» **AIM OF THE TASK**
Reproduce every entry below precisely; do not include the pictures.

» **DATA FOR THIS TASK**
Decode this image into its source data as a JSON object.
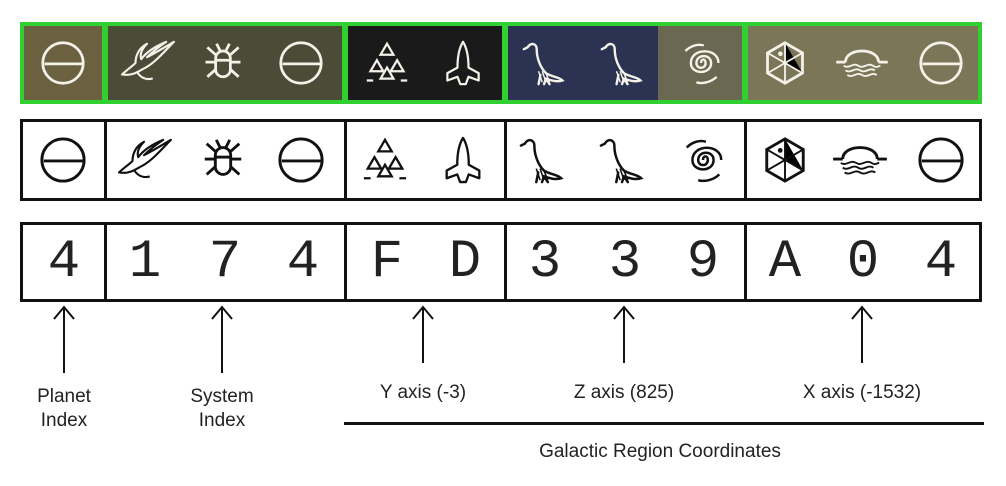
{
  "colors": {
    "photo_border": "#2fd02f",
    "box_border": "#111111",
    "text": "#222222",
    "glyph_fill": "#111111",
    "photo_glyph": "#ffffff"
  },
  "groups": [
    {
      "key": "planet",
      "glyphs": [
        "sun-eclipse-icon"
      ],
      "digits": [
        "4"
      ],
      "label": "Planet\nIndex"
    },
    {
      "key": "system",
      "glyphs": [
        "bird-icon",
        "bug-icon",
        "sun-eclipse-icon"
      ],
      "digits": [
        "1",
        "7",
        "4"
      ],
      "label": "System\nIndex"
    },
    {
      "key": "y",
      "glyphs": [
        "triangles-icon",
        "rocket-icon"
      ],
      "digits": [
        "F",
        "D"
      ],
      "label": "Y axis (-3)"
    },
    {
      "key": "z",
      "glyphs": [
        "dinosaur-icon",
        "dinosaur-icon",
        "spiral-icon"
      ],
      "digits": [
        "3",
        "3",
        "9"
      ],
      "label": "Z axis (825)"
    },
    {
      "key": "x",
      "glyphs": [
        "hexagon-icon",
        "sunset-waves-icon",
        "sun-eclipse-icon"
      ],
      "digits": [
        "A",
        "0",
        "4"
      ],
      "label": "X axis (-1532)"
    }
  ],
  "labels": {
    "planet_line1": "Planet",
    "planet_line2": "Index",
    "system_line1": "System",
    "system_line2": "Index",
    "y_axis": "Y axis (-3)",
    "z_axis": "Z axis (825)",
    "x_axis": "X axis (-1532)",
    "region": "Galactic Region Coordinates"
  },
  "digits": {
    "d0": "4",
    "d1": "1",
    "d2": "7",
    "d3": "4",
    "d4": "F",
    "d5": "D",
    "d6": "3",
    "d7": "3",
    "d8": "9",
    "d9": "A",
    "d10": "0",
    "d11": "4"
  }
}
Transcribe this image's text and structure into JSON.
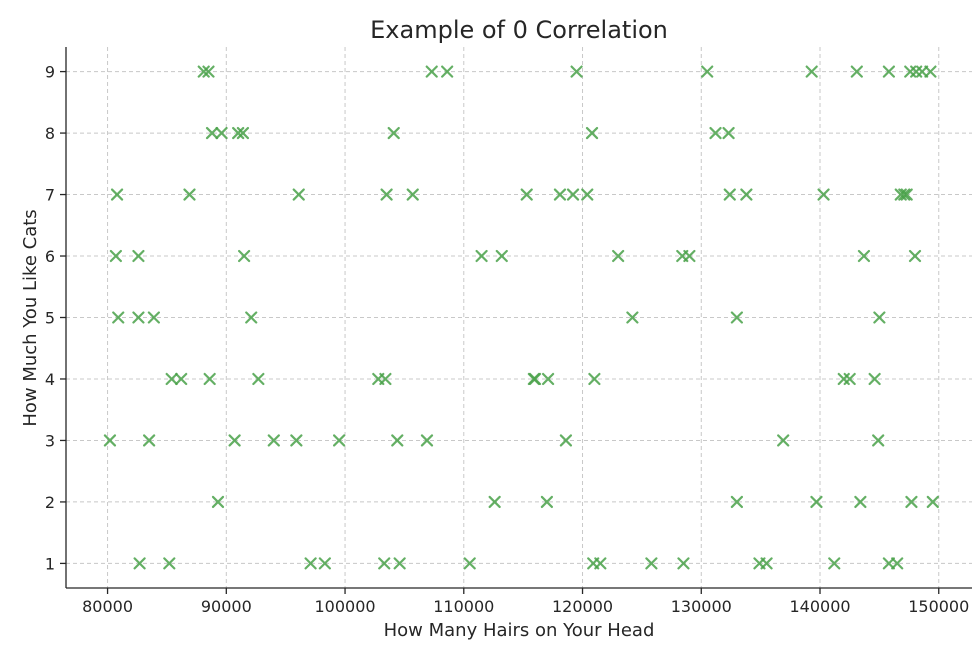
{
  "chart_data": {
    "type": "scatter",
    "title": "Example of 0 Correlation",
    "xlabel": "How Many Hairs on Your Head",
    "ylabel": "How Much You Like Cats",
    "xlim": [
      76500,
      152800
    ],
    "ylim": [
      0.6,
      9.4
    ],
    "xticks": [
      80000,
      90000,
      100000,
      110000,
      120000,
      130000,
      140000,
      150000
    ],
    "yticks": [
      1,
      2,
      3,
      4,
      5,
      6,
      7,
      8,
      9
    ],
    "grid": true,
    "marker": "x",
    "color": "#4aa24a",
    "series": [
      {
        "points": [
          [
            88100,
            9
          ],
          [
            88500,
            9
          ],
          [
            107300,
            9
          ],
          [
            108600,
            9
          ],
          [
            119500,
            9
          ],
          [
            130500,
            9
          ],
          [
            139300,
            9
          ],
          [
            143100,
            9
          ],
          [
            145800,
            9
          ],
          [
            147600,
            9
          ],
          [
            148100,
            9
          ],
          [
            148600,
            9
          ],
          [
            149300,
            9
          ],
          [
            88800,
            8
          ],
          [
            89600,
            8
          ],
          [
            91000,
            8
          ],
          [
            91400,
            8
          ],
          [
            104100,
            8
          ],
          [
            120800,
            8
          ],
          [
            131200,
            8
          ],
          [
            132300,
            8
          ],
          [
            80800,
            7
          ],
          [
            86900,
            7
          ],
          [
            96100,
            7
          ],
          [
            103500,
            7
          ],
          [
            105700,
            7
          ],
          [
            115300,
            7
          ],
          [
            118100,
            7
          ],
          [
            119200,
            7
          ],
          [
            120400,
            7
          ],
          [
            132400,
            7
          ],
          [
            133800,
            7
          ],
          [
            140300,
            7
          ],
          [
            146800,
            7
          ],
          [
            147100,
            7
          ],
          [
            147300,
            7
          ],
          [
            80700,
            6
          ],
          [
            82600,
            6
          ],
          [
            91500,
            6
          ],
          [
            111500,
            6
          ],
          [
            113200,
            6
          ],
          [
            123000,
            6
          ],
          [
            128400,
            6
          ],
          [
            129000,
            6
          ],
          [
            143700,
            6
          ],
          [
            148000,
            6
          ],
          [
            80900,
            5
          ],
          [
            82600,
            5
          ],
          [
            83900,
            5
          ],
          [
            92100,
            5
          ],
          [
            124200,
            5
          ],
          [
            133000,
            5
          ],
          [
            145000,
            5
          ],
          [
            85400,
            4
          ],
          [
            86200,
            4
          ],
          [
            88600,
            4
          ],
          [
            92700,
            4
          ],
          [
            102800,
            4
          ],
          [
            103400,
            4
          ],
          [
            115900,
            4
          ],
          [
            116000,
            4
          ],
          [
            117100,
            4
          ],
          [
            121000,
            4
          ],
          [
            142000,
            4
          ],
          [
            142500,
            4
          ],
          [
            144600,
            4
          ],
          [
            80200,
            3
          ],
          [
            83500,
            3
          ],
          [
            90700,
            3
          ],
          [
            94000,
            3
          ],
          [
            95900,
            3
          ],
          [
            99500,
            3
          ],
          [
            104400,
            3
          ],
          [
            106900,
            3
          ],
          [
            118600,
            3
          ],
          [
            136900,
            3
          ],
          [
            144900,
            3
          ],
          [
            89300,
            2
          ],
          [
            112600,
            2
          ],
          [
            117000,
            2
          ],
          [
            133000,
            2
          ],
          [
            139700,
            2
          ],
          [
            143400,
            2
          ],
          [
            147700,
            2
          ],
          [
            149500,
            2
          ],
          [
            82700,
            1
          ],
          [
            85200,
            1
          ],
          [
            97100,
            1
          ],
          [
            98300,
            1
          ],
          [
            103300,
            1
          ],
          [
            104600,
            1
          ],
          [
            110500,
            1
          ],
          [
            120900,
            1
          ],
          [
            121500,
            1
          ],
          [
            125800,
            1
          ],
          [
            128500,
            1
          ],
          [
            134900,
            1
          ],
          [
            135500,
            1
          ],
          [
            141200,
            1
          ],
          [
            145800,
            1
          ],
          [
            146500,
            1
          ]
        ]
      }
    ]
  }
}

» **REPLY TO THE TASK**
Decode this image into its source data as a JSON object.
{
  "colors": {
    "photo_border": "#2fd02f",
    "box_border": "#111111",
    "text": "#222222",
    "glyph_fill": "#111111",
    "photo_glyph": "#ffffff"
  },
  "groups": [
    {
      "key": "planet",
      "glyphs": [
        "sun-eclipse-icon"
      ],
      "digits": [
        "4"
      ],
      "label": "Planet\nIndex"
    },
    {
      "key": "system",
      "glyphs": [
        "bird-icon",
        "bug-icon",
        "sun-eclipse-icon"
      ],
      "digits": [
        "1",
        "7",
        "4"
      ],
      "label": "System\nIndex"
    },
    {
      "key": "y",
      "glyphs": [
        "triangles-icon",
        "rocket-icon"
      ],
      "digits": [
        "F",
        "D"
      ],
      "label": "Y axis (-3)"
    },
    {
      "key": "z",
      "glyphs": [
        "dinosaur-icon",
        "dinosaur-icon",
        "spiral-icon"
      ],
      "digits": [
        "3",
        "3",
        "9"
      ],
      "label": "Z axis (825)"
    },
    {
      "key": "x",
      "glyphs": [
        "hexagon-icon",
        "sunset-waves-icon",
        "sun-eclipse-icon"
      ],
      "digits": [
        "A",
        "0",
        "4"
      ],
      "label": "X axis (-1532)"
    }
  ],
  "labels": {
    "planet_line1": "Planet",
    "planet_line2": "Index",
    "system_line1": "System",
    "system_line2": "Index",
    "y_axis": "Y axis (-3)",
    "z_axis": "Z axis (825)",
    "x_axis": "X axis (-1532)",
    "region": "Galactic Region Coordinates"
  },
  "digits": {
    "d0": "4",
    "d1": "1",
    "d2": "7",
    "d3": "4",
    "d4": "F",
    "d5": "D",
    "d6": "3",
    "d7": "3",
    "d8": "9",
    "d9": "A",
    "d10": "0",
    "d11": "4"
  }
}
Transcribe this image's text and structure into JSON.
{
  "chart_data": {
    "type": "scatter",
    "title": "Example of 0 Correlation",
    "xlabel": "How Many Hairs on Your Head",
    "ylabel": "How Much You Like Cats",
    "xlim": [
      76500,
      152800
    ],
    "ylim": [
      0.6,
      9.4
    ],
    "xticks": [
      80000,
      90000,
      100000,
      110000,
      120000,
      130000,
      140000,
      150000
    ],
    "yticks": [
      1,
      2,
      3,
      4,
      5,
      6,
      7,
      8,
      9
    ],
    "grid": true,
    "marker": "x",
    "color": "#4aa24a",
    "series": [
      {
        "points": [
          [
            88100,
            9
          ],
          [
            88500,
            9
          ],
          [
            107300,
            9
          ],
          [
            108600,
            9
          ],
          [
            119500,
            9
          ],
          [
            130500,
            9
          ],
          [
            139300,
            9
          ],
          [
            143100,
            9
          ],
          [
            145800,
            9
          ],
          [
            147600,
            9
          ],
          [
            148100,
            9
          ],
          [
            148600,
            9
          ],
          [
            149300,
            9
          ],
          [
            88800,
            8
          ],
          [
            89600,
            8
          ],
          [
            91000,
            8
          ],
          [
            91400,
            8
          ],
          [
            104100,
            8
          ],
          [
            120800,
            8
          ],
          [
            131200,
            8
          ],
          [
            132300,
            8
          ],
          [
            80800,
            7
          ],
          [
            86900,
            7
          ],
          [
            96100,
            7
          ],
          [
            103500,
            7
          ],
          [
            105700,
            7
          ],
          [
            115300,
            7
          ],
          [
            118100,
            7
          ],
          [
            119200,
            7
          ],
          [
            120400,
            7
          ],
          [
            132400,
            7
          ],
          [
            133800,
            7
          ],
          [
            140300,
            7
          ],
          [
            146800,
            7
          ],
          [
            147100,
            7
          ],
          [
            147300,
            7
          ],
          [
            80700,
            6
          ],
          [
            82600,
            6
          ],
          [
            91500,
            6
          ],
          [
            111500,
            6
          ],
          [
            113200,
            6
          ],
          [
            123000,
            6
          ],
          [
            128400,
            6
          ],
          [
            129000,
            6
          ],
          [
            143700,
            6
          ],
          [
            148000,
            6
          ],
          [
            80900,
            5
          ],
          [
            82600,
            5
          ],
          [
            83900,
            5
          ],
          [
            92100,
            5
          ],
          [
            124200,
            5
          ],
          [
            133000,
            5
          ],
          [
            145000,
            5
          ],
          [
            85400,
            4
          ],
          [
            86200,
            4
          ],
          [
            88600,
            4
          ],
          [
            92700,
            4
          ],
          [
            102800,
            4
          ],
          [
            103400,
            4
          ],
          [
            115900,
            4
          ],
          [
            116000,
            4
          ],
          [
            117100,
            4
          ],
          [
            121000,
            4
          ],
          [
            142000,
            4
          ],
          [
            142500,
            4
          ],
          [
            144600,
            4
          ],
          [
            80200,
            3
          ],
          [
            83500,
            3
          ],
          [
            90700,
            3
          ],
          [
            94000,
            3
          ],
          [
            95900,
            3
          ],
          [
            99500,
            3
          ],
          [
            104400,
            3
          ],
          [
            106900,
            3
          ],
          [
            118600,
            3
          ],
          [
            136900,
            3
          ],
          [
            144900,
            3
          ],
          [
            89300,
            2
          ],
          [
            112600,
            2
          ],
          [
            117000,
            2
          ],
          [
            133000,
            2
          ],
          [
            139700,
            2
          ],
          [
            143400,
            2
          ],
          [
            147700,
            2
          ],
          [
            149500,
            2
          ],
          [
            82700,
            1
          ],
          [
            85200,
            1
          ],
          [
            97100,
            1
          ],
          [
            98300,
            1
          ],
          [
            103300,
            1
          ],
          [
            104600,
            1
          ],
          [
            110500,
            1
          ],
          [
            120900,
            1
          ],
          [
            121500,
            1
          ],
          [
            125800,
            1
          ],
          [
            128500,
            1
          ],
          [
            134900,
            1
          ],
          [
            135500,
            1
          ],
          [
            141200,
            1
          ],
          [
            145800,
            1
          ],
          [
            146500,
            1
          ]
        ]
      }
    ]
  }
}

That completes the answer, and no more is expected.